Data records
------------------------------

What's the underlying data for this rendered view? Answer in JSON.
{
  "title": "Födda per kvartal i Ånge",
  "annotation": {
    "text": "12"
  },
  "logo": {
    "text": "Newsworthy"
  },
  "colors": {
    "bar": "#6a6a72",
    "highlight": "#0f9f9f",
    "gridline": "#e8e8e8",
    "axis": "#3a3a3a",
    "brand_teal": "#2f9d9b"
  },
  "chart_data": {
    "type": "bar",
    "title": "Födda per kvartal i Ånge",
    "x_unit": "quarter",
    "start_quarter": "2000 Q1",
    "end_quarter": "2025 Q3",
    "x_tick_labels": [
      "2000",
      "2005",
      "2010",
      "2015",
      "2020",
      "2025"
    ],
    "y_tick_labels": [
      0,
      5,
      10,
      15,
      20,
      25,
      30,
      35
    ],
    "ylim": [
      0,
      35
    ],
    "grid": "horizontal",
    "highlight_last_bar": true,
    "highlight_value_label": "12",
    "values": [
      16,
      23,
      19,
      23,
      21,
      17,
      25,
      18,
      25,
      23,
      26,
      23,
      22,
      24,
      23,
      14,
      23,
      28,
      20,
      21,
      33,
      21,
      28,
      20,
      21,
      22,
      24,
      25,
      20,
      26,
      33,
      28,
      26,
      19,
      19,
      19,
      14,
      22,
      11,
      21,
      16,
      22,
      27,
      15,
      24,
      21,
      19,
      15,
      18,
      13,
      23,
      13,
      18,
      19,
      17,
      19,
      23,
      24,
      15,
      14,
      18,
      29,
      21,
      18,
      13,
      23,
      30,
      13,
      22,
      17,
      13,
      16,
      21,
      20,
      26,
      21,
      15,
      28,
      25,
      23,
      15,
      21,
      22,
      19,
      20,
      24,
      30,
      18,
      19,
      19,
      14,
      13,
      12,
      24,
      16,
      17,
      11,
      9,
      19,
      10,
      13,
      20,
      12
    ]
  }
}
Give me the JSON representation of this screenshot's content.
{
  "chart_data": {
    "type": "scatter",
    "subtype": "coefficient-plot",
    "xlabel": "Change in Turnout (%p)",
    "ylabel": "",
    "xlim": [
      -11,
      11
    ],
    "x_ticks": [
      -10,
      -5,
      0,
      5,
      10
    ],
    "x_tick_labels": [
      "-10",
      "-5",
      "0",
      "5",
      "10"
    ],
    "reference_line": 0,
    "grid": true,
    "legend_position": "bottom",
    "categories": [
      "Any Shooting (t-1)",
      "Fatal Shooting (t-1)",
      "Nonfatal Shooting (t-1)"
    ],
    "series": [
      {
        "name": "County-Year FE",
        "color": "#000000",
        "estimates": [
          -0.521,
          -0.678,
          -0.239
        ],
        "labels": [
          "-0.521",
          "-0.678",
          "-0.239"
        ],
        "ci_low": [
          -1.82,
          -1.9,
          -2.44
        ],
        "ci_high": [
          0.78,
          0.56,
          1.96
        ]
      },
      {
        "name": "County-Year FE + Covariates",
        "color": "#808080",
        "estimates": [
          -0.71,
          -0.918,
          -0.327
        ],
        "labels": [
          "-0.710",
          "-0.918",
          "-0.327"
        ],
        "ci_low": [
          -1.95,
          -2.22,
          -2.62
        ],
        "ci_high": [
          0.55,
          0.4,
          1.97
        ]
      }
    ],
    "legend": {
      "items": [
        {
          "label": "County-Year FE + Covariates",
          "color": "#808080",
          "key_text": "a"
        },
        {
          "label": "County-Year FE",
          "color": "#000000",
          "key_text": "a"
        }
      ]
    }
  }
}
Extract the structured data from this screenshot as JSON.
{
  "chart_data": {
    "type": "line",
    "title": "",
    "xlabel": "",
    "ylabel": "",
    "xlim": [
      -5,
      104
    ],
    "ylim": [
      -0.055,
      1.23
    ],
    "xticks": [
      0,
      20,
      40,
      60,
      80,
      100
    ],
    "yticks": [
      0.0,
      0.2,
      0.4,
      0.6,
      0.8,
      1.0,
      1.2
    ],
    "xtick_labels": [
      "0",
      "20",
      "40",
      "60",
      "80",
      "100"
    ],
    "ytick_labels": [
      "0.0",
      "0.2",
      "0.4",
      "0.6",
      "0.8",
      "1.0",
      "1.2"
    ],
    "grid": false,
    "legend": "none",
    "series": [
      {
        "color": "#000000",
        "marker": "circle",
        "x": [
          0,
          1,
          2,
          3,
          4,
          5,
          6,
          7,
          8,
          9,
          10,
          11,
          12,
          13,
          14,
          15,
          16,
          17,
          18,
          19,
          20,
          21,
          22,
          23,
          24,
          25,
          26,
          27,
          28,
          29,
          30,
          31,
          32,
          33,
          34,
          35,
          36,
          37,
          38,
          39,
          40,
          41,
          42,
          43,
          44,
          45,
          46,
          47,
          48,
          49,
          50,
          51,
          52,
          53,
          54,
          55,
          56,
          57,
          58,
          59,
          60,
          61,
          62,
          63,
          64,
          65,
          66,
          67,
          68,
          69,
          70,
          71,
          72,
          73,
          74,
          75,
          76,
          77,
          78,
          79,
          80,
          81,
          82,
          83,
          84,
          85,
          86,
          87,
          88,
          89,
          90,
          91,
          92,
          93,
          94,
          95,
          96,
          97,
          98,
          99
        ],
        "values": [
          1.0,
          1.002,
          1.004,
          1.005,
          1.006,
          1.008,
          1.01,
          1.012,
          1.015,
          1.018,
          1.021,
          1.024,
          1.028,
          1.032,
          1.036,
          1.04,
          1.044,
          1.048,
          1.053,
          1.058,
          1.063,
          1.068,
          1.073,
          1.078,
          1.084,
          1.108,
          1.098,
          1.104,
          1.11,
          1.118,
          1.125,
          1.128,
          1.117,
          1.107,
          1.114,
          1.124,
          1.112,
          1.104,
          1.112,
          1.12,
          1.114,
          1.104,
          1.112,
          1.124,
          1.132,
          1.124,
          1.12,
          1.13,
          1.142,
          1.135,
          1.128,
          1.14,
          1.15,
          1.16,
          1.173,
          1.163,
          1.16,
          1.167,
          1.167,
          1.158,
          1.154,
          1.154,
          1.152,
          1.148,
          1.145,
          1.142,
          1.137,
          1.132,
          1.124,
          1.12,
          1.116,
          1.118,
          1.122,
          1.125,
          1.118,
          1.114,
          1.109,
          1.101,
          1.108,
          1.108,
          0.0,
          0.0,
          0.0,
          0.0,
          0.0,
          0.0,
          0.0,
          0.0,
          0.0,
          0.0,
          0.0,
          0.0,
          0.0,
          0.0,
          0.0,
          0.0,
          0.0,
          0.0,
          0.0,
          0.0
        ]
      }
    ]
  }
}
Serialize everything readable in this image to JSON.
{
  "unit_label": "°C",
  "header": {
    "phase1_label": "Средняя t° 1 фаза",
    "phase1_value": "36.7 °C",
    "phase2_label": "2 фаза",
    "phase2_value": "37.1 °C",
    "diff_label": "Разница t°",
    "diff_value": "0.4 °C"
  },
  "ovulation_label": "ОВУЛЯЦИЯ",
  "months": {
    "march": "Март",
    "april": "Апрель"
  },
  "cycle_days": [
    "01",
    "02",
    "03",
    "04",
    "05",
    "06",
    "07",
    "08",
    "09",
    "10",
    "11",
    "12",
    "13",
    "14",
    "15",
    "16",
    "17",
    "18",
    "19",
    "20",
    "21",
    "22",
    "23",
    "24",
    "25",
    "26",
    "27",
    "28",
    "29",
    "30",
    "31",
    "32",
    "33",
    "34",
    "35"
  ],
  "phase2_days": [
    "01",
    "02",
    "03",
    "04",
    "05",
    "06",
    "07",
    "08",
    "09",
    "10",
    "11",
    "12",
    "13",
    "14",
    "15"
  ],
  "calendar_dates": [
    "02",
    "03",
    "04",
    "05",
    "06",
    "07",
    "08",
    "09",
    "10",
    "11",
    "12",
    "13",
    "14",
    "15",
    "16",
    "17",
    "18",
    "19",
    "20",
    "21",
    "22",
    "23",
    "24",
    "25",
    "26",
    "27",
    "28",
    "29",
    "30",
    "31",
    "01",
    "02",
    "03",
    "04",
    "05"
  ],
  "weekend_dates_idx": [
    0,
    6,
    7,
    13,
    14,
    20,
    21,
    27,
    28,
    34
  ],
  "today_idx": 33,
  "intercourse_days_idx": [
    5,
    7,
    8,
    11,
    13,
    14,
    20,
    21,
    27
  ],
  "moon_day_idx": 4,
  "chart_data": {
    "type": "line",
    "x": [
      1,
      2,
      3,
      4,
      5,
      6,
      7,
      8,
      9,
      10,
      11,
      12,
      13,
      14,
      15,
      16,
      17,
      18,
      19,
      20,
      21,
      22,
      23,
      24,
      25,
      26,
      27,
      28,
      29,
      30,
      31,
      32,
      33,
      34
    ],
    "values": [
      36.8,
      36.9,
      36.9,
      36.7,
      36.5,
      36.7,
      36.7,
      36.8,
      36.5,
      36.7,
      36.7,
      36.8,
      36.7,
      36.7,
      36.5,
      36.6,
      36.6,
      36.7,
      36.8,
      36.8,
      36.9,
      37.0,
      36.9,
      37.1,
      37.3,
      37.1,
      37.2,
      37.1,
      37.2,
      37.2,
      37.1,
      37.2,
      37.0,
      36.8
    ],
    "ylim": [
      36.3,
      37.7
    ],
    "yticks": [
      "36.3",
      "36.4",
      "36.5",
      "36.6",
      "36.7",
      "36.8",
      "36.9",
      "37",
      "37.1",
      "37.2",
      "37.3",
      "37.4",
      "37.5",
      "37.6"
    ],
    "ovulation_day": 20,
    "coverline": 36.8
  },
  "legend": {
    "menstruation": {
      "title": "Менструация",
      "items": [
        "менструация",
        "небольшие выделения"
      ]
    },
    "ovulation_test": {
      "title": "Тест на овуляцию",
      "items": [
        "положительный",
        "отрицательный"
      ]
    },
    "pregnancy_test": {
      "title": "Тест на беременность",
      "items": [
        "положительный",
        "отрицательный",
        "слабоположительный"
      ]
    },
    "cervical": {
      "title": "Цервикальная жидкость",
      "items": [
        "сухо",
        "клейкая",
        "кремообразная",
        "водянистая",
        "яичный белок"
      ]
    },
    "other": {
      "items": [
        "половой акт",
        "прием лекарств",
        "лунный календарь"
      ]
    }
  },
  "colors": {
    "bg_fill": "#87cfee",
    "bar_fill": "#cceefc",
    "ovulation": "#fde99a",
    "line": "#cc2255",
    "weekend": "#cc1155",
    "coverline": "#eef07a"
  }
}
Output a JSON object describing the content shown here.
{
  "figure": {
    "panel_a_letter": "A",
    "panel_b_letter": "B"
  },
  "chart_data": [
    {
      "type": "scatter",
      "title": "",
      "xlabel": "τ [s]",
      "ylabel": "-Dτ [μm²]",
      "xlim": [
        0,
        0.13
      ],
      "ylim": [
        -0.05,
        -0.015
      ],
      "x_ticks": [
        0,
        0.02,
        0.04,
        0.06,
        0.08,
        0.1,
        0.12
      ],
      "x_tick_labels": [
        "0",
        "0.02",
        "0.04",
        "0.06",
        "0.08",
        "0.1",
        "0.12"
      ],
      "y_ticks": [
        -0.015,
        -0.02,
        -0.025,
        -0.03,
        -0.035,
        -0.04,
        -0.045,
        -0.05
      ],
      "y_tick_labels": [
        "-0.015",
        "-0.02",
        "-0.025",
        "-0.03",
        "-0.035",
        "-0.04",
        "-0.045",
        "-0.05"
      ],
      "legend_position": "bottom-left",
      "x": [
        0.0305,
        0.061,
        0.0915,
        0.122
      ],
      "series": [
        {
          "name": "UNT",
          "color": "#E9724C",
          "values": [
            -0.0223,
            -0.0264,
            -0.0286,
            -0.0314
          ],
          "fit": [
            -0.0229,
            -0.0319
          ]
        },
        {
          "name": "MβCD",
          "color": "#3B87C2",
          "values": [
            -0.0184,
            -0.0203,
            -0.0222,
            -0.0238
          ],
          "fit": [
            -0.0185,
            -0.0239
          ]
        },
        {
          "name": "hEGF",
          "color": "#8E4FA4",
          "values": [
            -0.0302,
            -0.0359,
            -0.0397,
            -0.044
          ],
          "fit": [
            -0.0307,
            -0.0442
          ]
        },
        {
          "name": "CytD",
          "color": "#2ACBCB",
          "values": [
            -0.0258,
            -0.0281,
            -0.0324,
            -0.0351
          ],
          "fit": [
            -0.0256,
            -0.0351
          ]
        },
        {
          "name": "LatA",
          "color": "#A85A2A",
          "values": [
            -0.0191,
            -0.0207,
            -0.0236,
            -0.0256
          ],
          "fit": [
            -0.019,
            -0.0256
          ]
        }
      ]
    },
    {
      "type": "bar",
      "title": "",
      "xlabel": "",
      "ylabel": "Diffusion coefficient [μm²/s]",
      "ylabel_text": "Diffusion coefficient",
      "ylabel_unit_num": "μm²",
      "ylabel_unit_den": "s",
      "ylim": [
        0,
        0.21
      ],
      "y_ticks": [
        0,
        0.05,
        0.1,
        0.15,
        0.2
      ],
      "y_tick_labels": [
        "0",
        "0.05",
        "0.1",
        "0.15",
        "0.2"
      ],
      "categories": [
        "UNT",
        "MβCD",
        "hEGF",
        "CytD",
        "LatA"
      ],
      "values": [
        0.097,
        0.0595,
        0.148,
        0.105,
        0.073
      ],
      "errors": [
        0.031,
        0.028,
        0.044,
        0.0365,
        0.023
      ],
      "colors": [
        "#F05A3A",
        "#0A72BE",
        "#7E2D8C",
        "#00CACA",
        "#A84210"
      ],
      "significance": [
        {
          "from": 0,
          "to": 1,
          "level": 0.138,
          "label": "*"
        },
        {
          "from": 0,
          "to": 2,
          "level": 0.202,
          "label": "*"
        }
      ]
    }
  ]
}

------------------------------

## EXERCISE DESCRIPTION
Examine the records and pull out every line where the string "County" occurs.

## TASK ANSWER
        "name": "County-Year FE",
        "name": "County-Year FE + Covariates",
          "label": "County-Year FE + Covariates",
          "label": "County-Year FE",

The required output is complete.